- _What is required_:
Leave out any pictures and transcribe all other data below exactly.

- _Provided information_:
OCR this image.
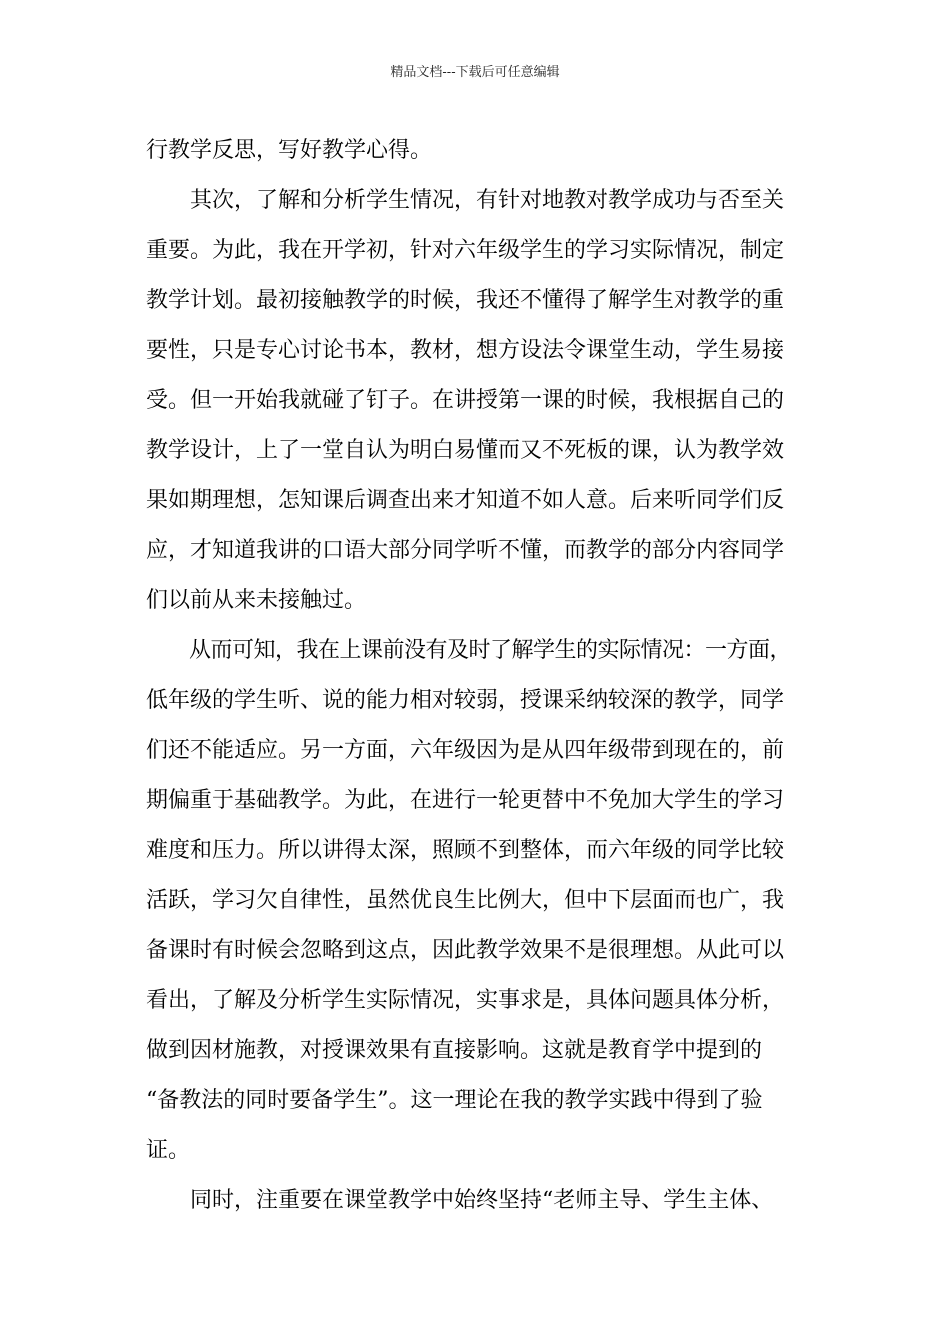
精品文档---下载后可任意编辑
行教学反思，写好教学心得。
　　其次，了解和分析学生情况，有针对地教对教学成功与否至关
重要。为此，我在开学初，针对六年级学生的学习实际情况，制定
教学计划。最初接触教学的时候，我还不懂得了解学生对教学的重
要性，只是专心讨论书本，教材，想方设法令课堂生动，学生易接
受。但一开始我就碰了钉子。在讲授第一课的时候，我根据自己的
教学设计，上了一堂自认为明白易懂而又不死板的课，认为教学效
果如期理想，怎知课后调查出来才知道不如人意。后来听同学们反
应，才知道我讲的口语大部分同学听不懂，而教学的部分内容同学
们以前从来未接触过。
　　从而可知，我在上课前没有及时了解学生的实际情况：一方面，
低年级的学生听、说的能力相对较弱，授课采纳较深的教学，同学
们还不能适应。另一方面，六年级因为是从四年级带到现在的，前
期偏重于基础教学。为此，在进行一轮更替中不免加大学生的学习
难度和压力。所以讲得太深，照顾不到整体，而六年级的同学比较
活跃，学习欠自律性，虽然优良生比例大，但中下层面而也广，我
备课时有时候会忽略到这点，因此教学效果不是很理想。从此可以
看出，了解及分析学生实际情况，实事求是，具体问题具体分析，
做到因材施教，对授课效果有直接影响。这就是教育学中提到的
“备教法的同时要备学生”。这一理论在我的教学实践中得到了验
证。
　　同时，注重要在课堂教学中始终坚持“老师主导、学生主体、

- _Solution for this exercise_:
OCR this image.
精品文档---下载后可任意编辑
行教学反思，写好教学心得。
　　其次，了解和分析学生情况，有针对地教对教学成功与否至关
重要。为此，我在开学初，针对六年级学生的学习实际情况，制定
教学计划。最初接触教学的时候，我还不懂得了解学生对教学的重
要性，只是专心讨论书本，教材，想方设法令课堂生动，学生易接
受。但一开始我就碰了钉子。在讲授第一课的时候，我根据自己的
教学设计，上了一堂自认为明白易懂而又不死板的课，认为教学效
果如期理想，怎知课后调查出来才知道不如人意。后来听同学们反
应，才知道我讲的口语大部分同学听不懂，而教学的部分内容同学
们以前从来未接触过。
　　从而可知，我在上课前没有及时了解学生的实际情况：一方面，
低年级的学生听、说的能力相对较弱，授课采纳较深的教学，同学
们还不能适应。另一方面，六年级因为是从四年级带到现在的，前
期偏重于基础教学。为此，在进行一轮更替中不免加大学生的学习
难度和压力。所以讲得太深，照顾不到整体，而六年级的同学比较
活跃，学习欠自律性，虽然优良生比例大，但中下层面而也广，我
备课时有时候会忽略到这点，因此教学效果不是很理想。从此可以
看出，了解及分析学生实际情况，实事求是，具体问题具体分析，
做到因材施教，对授课效果有直接影响。这就是教育学中提到的
“备教法的同时要备学生”。这一理论在我的教学实践中得到了验
证。
　　同时，注重要在课堂教学中始终坚持“老师主导、学生主体、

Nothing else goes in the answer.